Output each line, from the start of the records through the line containing "y-tick-label: 10: [89, 198, 110, 219]", inclusive, as one string in a JSON list, omitting blank lines.

:: Task material

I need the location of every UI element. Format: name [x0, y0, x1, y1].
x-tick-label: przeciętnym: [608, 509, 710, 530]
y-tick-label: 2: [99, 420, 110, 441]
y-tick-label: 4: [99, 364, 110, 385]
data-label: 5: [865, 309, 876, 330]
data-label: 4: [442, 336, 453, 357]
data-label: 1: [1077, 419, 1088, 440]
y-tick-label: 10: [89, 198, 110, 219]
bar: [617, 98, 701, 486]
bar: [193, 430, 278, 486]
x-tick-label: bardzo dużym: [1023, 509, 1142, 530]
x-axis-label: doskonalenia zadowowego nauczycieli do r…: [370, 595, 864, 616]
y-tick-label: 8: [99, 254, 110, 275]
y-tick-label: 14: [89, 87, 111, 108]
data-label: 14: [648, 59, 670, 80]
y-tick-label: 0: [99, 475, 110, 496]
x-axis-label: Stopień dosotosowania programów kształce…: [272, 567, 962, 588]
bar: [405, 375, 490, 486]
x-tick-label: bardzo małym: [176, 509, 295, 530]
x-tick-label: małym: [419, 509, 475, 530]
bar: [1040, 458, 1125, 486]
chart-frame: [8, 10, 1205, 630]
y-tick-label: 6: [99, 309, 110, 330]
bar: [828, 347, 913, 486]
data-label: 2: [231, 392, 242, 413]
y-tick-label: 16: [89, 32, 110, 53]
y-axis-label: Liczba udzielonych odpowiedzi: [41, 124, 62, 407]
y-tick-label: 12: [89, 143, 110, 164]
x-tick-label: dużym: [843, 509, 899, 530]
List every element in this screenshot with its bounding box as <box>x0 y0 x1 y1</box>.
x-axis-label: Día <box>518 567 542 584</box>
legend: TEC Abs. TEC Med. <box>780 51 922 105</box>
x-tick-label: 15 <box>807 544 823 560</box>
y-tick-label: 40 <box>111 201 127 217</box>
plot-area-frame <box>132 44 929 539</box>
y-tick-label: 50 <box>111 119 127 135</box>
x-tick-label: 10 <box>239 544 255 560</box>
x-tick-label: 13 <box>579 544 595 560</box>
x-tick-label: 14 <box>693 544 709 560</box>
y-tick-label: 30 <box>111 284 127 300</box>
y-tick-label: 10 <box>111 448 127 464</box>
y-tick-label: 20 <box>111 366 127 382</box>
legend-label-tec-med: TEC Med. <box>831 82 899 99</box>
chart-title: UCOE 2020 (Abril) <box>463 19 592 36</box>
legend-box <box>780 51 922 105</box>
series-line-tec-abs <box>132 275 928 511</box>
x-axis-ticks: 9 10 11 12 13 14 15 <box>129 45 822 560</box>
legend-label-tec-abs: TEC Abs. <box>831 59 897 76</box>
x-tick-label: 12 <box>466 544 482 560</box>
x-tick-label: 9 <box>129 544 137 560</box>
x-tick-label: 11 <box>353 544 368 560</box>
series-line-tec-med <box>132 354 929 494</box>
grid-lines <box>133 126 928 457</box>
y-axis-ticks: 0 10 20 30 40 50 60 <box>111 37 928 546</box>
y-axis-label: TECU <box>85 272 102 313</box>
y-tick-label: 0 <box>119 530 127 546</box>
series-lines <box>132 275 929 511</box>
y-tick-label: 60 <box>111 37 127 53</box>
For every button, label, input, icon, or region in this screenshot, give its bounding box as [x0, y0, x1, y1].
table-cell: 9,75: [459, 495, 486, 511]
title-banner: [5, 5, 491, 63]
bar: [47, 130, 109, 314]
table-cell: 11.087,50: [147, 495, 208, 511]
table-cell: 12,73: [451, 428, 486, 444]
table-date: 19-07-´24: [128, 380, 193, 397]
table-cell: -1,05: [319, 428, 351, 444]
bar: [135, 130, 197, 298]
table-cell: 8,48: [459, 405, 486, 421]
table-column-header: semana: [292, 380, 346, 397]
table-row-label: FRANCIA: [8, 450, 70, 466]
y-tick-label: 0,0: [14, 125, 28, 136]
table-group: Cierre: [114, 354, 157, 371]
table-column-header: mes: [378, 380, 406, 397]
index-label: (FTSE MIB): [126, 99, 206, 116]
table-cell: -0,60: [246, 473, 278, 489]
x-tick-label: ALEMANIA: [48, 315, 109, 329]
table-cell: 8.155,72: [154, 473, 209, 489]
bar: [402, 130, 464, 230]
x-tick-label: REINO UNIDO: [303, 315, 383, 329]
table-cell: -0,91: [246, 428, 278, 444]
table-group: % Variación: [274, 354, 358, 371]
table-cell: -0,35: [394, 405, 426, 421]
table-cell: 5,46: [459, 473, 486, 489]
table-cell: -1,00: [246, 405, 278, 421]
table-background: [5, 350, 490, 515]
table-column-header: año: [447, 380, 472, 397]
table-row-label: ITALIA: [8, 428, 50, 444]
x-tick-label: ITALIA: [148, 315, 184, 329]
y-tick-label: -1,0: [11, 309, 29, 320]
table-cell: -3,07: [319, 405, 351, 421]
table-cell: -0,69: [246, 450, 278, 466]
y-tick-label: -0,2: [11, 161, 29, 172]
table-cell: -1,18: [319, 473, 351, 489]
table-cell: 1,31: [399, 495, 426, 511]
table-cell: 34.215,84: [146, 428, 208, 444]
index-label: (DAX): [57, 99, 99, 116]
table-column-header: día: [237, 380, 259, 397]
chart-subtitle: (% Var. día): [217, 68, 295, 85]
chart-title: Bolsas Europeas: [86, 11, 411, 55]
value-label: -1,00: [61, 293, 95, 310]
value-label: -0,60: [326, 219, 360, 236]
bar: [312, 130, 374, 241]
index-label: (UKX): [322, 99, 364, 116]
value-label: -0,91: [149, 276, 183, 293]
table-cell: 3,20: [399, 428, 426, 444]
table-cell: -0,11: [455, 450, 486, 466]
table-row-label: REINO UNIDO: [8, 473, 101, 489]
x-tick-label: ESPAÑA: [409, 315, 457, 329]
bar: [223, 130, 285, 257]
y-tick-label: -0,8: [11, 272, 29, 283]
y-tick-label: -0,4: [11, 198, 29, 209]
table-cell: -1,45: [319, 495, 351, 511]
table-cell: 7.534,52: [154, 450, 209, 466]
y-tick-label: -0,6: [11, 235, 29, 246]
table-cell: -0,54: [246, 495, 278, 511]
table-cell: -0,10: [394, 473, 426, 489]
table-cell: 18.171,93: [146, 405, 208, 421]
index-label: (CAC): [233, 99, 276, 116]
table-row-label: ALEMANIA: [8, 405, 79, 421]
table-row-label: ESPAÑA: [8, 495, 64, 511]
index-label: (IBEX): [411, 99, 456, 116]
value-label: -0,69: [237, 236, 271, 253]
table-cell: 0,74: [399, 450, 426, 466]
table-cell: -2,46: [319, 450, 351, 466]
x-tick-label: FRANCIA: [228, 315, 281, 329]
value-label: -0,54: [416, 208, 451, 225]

::::

Answer in full =>
[
  "I need the location of every UI element. Format: name [x0, y0, x1, y1].",
  "x-tick-label: przeciętnym: [608, 509, 710, 530]",
  "y-tick-label: 2: [99, 420, 110, 441]",
  "y-tick-label: 4: [99, 364, 110, 385]",
  "data-label: 5: [865, 309, 876, 330]",
  "data-label: 4: [442, 336, 453, 357]",
  "data-label: 1: [1077, 419, 1088, 440]",
  "y-tick-label: 10: [89, 198, 110, 219]"
]